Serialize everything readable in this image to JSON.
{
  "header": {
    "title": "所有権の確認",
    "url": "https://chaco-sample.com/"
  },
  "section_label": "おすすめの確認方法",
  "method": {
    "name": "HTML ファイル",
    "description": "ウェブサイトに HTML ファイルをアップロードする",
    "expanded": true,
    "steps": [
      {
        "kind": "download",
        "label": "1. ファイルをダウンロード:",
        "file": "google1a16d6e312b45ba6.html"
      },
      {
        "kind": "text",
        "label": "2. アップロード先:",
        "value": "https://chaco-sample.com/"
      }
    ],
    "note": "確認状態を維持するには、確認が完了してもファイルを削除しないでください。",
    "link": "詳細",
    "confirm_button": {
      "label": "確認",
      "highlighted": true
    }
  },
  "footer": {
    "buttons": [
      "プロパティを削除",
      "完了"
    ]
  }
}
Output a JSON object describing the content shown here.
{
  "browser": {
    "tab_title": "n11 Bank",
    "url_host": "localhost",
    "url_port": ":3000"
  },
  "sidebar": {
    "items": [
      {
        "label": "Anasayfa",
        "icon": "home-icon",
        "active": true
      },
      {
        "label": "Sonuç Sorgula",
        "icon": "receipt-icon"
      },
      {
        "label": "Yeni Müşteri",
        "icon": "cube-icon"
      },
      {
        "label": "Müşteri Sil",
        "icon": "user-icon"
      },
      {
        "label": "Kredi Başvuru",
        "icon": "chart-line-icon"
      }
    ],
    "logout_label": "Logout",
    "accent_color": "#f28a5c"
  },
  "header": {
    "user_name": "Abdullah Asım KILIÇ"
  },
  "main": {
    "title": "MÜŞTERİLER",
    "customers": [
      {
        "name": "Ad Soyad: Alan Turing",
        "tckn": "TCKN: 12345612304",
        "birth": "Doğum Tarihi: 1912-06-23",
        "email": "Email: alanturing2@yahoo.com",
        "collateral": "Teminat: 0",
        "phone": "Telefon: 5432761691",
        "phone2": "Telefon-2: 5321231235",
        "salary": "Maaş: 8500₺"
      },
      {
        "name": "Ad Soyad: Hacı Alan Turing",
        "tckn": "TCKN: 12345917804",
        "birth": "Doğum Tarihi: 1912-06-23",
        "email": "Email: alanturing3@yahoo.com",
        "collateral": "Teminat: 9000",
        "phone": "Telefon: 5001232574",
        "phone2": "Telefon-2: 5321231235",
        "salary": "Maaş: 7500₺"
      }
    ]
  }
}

(Exercise requirements)
Take the material above and return all of it exactly.

(Right answer)
Serialize everything readable in this image to JSON.
{
  "header": {
    "title": "所有権の確認",
    "url": "https://chaco-sample.com/"
  },
  "section_label": "おすすめの確認方法",
  "method": {
    "name": "HTML ファイル",
    "description": "ウェブサイトに HTML ファイルをアップロードする",
    "expanded": true,
    "steps": [
      {
        "kind": "download",
        "label": "1. ファイルをダウンロード:",
        "file": "google1a16d6e312b45ba6.html"
      },
      {
        "kind": "text",
        "label": "2. アップロード先:",
        "value": "https://chaco-sample.com/"
      }
    ],
    "note": "確認状態を維持するには、確認が完了してもファイルを削除しないでください。",
    "link": "詳細",
    "confirm_button": {
      "label": "確認",
      "highlighted": true
    }
  },
  "footer": {
    "buttons": [
      "プロパティを削除",
      "完了"
    ]
  }
}
Output a JSON object describing the content shown here.
{
  "browser": {
    "tab_title": "n11 Bank",
    "url_host": "localhost",
    "url_port": ":3000"
  },
  "sidebar": {
    "items": [
      {
        "label": "Anasayfa",
        "icon": "home-icon",
        "active": true
      },
      {
        "label": "Sonuç Sorgula",
        "icon": "receipt-icon"
      },
      {
        "label": "Yeni Müşteri",
        "icon": "cube-icon"
      },
      {
        "label": "Müşteri Sil",
        "icon": "user-icon"
      },
      {
        "label": "Kredi Başvuru",
        "icon": "chart-line-icon"
      }
    ],
    "logout_label": "Logout",
    "accent_color": "#f28a5c"
  },
  "header": {
    "user_name": "Abdullah Asım KILIÇ"
  },
  "main": {
    "title": "MÜŞTERİLER",
    "customers": [
      {
        "name": "Ad Soyad: Alan Turing",
        "tckn": "TCKN: 12345612304",
        "birth": "Doğum Tarihi: 1912-06-23",
        "email": "Email: alanturing2@yahoo.com",
        "collateral": "Teminat: 0",
        "phone": "Telefon: 5432761691",
        "phone2": "Telefon-2: 5321231235",
        "salary": "Maaş: 8500₺"
      },
      {
        "name": "Ad Soyad: Hacı Alan Turing",
        "tckn": "TCKN: 12345917804",
        "birth": "Doğum Tarihi: 1912-06-23",
        "email": "Email: alanturing3@yahoo.com",
        "collateral": "Teminat: 9000",
        "phone": "Telefon: 5001232574",
        "phone2": "Telefon-2: 5321231235",
        "salary": "Maaş: 7500₺"
      }
    ]
  }
}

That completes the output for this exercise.